**Your task**
Every line of the material is to be quoted verbatim, minus the pictures.

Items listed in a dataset
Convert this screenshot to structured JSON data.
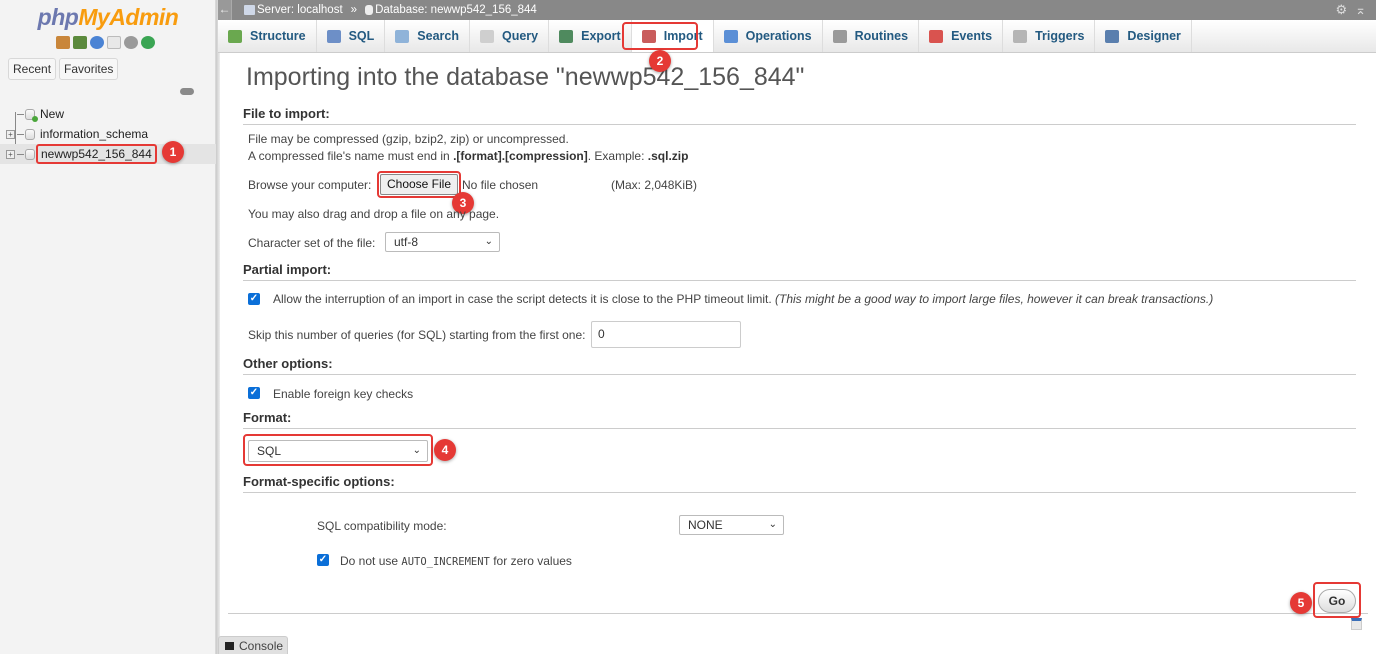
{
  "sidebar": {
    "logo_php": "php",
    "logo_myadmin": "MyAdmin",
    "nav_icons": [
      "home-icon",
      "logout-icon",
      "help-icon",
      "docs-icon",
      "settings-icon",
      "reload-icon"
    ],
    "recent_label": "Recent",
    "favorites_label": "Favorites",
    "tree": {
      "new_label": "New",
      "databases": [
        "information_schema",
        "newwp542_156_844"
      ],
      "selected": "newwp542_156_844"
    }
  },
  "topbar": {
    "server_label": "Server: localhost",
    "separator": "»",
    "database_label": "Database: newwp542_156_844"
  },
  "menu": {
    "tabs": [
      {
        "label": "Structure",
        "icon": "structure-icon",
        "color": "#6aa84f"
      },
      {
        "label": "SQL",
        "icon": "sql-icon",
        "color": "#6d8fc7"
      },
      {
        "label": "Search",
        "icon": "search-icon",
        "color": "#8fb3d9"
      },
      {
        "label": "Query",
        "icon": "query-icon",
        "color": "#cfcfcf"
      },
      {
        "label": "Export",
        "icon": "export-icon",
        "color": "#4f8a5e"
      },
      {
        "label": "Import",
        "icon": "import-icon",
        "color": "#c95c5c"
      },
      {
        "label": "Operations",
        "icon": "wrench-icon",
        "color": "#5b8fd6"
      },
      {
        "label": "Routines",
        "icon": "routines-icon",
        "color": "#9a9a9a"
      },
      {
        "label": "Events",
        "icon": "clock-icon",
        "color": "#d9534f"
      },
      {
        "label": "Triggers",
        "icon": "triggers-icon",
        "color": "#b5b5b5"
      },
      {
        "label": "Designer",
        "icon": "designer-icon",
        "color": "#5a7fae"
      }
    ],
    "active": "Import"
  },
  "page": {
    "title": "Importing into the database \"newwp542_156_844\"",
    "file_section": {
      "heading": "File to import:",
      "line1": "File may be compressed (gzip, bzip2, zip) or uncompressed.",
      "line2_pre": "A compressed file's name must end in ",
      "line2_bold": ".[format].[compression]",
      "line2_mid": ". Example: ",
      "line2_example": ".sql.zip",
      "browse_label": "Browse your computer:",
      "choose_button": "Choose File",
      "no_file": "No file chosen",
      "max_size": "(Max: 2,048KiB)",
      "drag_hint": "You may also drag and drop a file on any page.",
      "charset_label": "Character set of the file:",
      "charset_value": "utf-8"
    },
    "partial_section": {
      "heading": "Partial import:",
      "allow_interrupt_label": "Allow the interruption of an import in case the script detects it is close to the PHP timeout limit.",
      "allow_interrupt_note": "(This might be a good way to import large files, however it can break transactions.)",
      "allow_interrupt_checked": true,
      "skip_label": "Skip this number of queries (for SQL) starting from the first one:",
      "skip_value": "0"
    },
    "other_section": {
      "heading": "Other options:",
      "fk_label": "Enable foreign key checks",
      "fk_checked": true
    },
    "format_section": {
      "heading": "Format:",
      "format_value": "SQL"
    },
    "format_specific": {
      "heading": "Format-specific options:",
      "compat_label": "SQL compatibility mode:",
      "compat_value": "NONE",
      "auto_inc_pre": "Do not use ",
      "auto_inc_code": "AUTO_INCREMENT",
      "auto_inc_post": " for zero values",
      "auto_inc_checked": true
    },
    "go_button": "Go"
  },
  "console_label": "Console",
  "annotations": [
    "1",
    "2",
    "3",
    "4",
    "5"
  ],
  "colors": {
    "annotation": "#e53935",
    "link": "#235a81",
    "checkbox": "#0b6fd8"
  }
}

**Task solution**
Convert this screenshot to structured JSON data.
{
  "sidebar": {
    "logo_php": "php",
    "logo_myadmin": "MyAdmin",
    "nav_icons": [
      "home-icon",
      "logout-icon",
      "help-icon",
      "docs-icon",
      "settings-icon",
      "reload-icon"
    ],
    "recent_label": "Recent",
    "favorites_label": "Favorites",
    "tree": {
      "new_label": "New",
      "databases": [
        "information_schema",
        "newwp542_156_844"
      ],
      "selected": "newwp542_156_844"
    }
  },
  "topbar": {
    "server_label": "Server: localhost",
    "separator": "»",
    "database_label": "Database: newwp542_156_844"
  },
  "menu": {
    "tabs": [
      {
        "label": "Structure",
        "icon": "structure-icon",
        "color": "#6aa84f"
      },
      {
        "label": "SQL",
        "icon": "sql-icon",
        "color": "#6d8fc7"
      },
      {
        "label": "Search",
        "icon": "search-icon",
        "color": "#8fb3d9"
      },
      {
        "label": "Query",
        "icon": "query-icon",
        "color": "#cfcfcf"
      },
      {
        "label": "Export",
        "icon": "export-icon",
        "color": "#4f8a5e"
      },
      {
        "label": "Import",
        "icon": "import-icon",
        "color": "#c95c5c"
      },
      {
        "label": "Operations",
        "icon": "wrench-icon",
        "color": "#5b8fd6"
      },
      {
        "label": "Routines",
        "icon": "routines-icon",
        "color": "#9a9a9a"
      },
      {
        "label": "Events",
        "icon": "clock-icon",
        "color": "#d9534f"
      },
      {
        "label": "Triggers",
        "icon": "triggers-icon",
        "color": "#b5b5b5"
      },
      {
        "label": "Designer",
        "icon": "designer-icon",
        "color": "#5a7fae"
      }
    ],
    "active": "Import"
  },
  "page": {
    "title": "Importing into the database \"newwp542_156_844\"",
    "file_section": {
      "heading": "File to import:",
      "line1": "File may be compressed (gzip, bzip2, zip) or uncompressed.",
      "line2_pre": "A compressed file's name must end in ",
      "line2_bold": ".[format].[compression]",
      "line2_mid": ". Example: ",
      "line2_example": ".sql.zip",
      "browse_label": "Browse your computer:",
      "choose_button": "Choose File",
      "no_file": "No file chosen",
      "max_size": "(Max: 2,048KiB)",
      "drag_hint": "You may also drag and drop a file on any page.",
      "charset_label": "Character set of the file:",
      "charset_value": "utf-8"
    },
    "partial_section": {
      "heading": "Partial import:",
      "allow_interrupt_label": "Allow the interruption of an import in case the script detects it is close to the PHP timeout limit.",
      "allow_interrupt_note": "(This might be a good way to import large files, however it can break transactions.)",
      "allow_interrupt_checked": true,
      "skip_label": "Skip this number of queries (for SQL) starting from the first one:",
      "skip_value": "0"
    },
    "other_section": {
      "heading": "Other options:",
      "fk_label": "Enable foreign key checks",
      "fk_checked": true
    },
    "format_section": {
      "heading": "Format:",
      "format_value": "SQL"
    },
    "format_specific": {
      "heading": "Format-specific options:",
      "compat_label": "SQL compatibility mode:",
      "compat_value": "NONE",
      "auto_inc_pre": "Do not use ",
      "auto_inc_code": "AUTO_INCREMENT",
      "auto_inc_post": " for zero values",
      "auto_inc_checked": true
    },
    "go_button": "Go"
  },
  "console_label": "Console",
  "annotations": [
    "1",
    "2",
    "3",
    "4",
    "5"
  ],
  "colors": {
    "annotation": "#e53935",
    "link": "#235a81",
    "checkbox": "#0b6fd8"
  }
}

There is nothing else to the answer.